Leaving out the pictures, please retype each record exactly.

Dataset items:
########################################

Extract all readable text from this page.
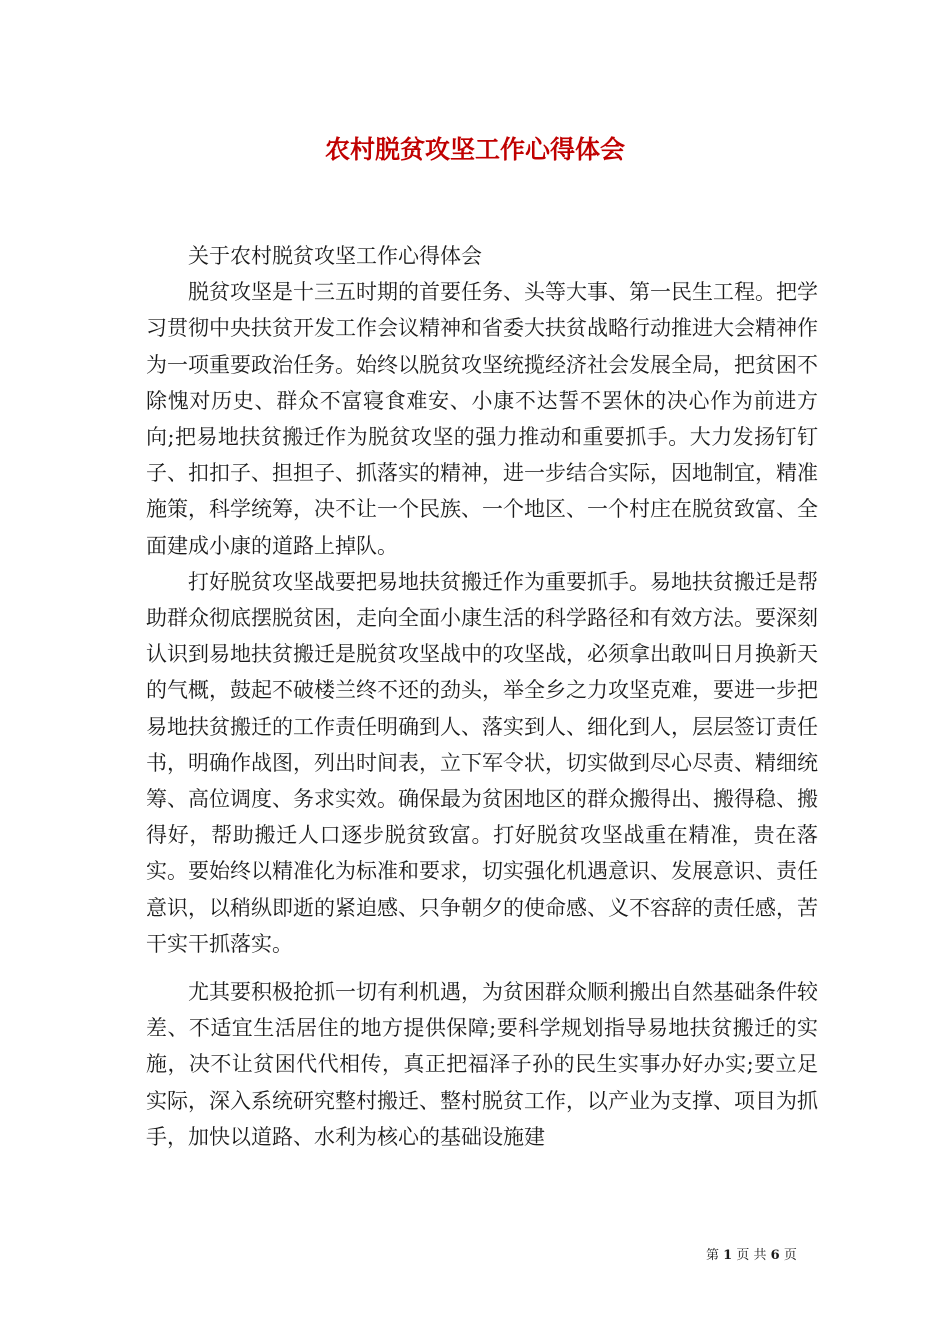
农村脱贫攻坚工作心得体会

关于农村脱贫攻坚工作心得体会

脱贫攻坚是十三五时期的首要任务、头等大事、第一民生工程。把学习贯彻中央扶贫开发工作会议精神和省委大扶贫战略行动推进大会精神作为一项重要政治任务。始终以脱贫攻坚统揽经济社会发展全局，把贫困不除愧对历史、群众不富寝食难安、小康不达誓不罢休的决心作为前进方向;把易地扶贫搬迁作为脱贫攻坚的强力推动和重要抓手。大力发扬钉钉子、扣扣子、担担子、抓落实的精神，进一步结合实际，因地制宜，精准施策，科学统筹，决不让一个民族、一个地区、一个村庄在脱贫致富、全面建成小康的道路上掉队。

打好脱贫攻坚战要把易地扶贫搬迁作为重要抓手。易地扶贫搬迁是帮助群众彻底摆脱贫困，走向全面小康生活的科学路径和有效方法。要深刻认识到易地扶贫搬迁是脱贫攻坚战中的攻坚战，必须拿出敢叫日月换新天的气概，鼓起不破楼兰终不还的劲头，举全乡之力攻坚克难，要进一步把易地扶贫搬迁的工作责任明确到人、落实到人、细化到人，层层签订责任书，明确作战图，列出时间表，立下军令状，切实做到尽心尽责、精细统筹、高位调度、务求实效。确保最为贫困地区的群众搬得出、搬得稳、搬得好，帮助搬迁人口逐步脱贫致富。打好脱贫攻坚战重在精准，贵在落实。要始终以精准化为标准和要求，切实强化机遇意识、发展意识、责任意识，以稍纵即逝的紧迫感、只争朝夕的使命感、义不容辞的责任感，苦干实干抓落实。

尤其要积极抢抓一切有利机遇，为贫困群众顺利搬出自然基础条件较差、不适宜生活居住的地方提供保障;要科学规划指导易地扶贫搬迁的实施，决不让贫困代代相传，真正把福泽子孙的民生实事办好办实;要立足实际，深入系统研究整村搬迁、整村脱贫工作，以产业为支撑、项目为抓手，加快以道路、水利为核心的基础设施建

第 1 页 共 6 页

########################################

## Task answer
Extract all readable text from this page.
农村脱贫攻坚工作心得体会

关于农村脱贫攻坚工作心得体会

脱贫攻坚是十三五时期的首要任务、头等大事、第一民生工程。把学习贯彻中央扶贫开发工作会议精神和省委大扶贫战略行动推进大会精神作为一项重要政治任务。始终以脱贫攻坚统揽经济社会发展全局，把贫困不除愧对历史、群众不富寝食难安、小康不达誓不罢休的决心作为前进方向;把易地扶贫搬迁作为脱贫攻坚的强力推动和重要抓手。大力发扬钉钉子、扣扣子、担担子、抓落实的精神，进一步结合实际，因地制宜，精准施策，科学统筹，决不让一个民族、一个地区、一个村庄在脱贫致富、全面建成小康的道路上掉队。

打好脱贫攻坚战要把易地扶贫搬迁作为重要抓手。易地扶贫搬迁是帮助群众彻底摆脱贫困，走向全面小康生活的科学路径和有效方法。要深刻认识到易地扶贫搬迁是脱贫攻坚战中的攻坚战，必须拿出敢叫日月换新天的气概，鼓起不破楼兰终不还的劲头，举全乡之力攻坚克难，要进一步把易地扶贫搬迁的工作责任明确到人、落实到人、细化到人，层层签订责任书，明确作战图，列出时间表，立下军令状，切实做到尽心尽责、精细统筹、高位调度、务求实效。确保最为贫困地区的群众搬得出、搬得稳、搬得好，帮助搬迁人口逐步脱贫致富。打好脱贫攻坚战重在精准，贵在落实。要始终以精准化为标准和要求，切实强化机遇意识、发展意识、责任意识，以稍纵即逝的紧迫感、只争朝夕的使命感、义不容辞的责任感，苦干实干抓落实。

尤其要积极抢抓一切有利机遇，为贫困群众顺利搬出自然基础条件较差、不适宜生活居住的地方提供保障;要科学规划指导易地扶贫搬迁的实施，决不让贫困代代相传，真正把福泽子孙的民生实事办好办实;要立足实际，深入系统研究整村搬迁、整村脱贫工作，以产业为支撑、项目为抓手，加快以道路、水利为核心的基础设施建

第 1 页 共 6 页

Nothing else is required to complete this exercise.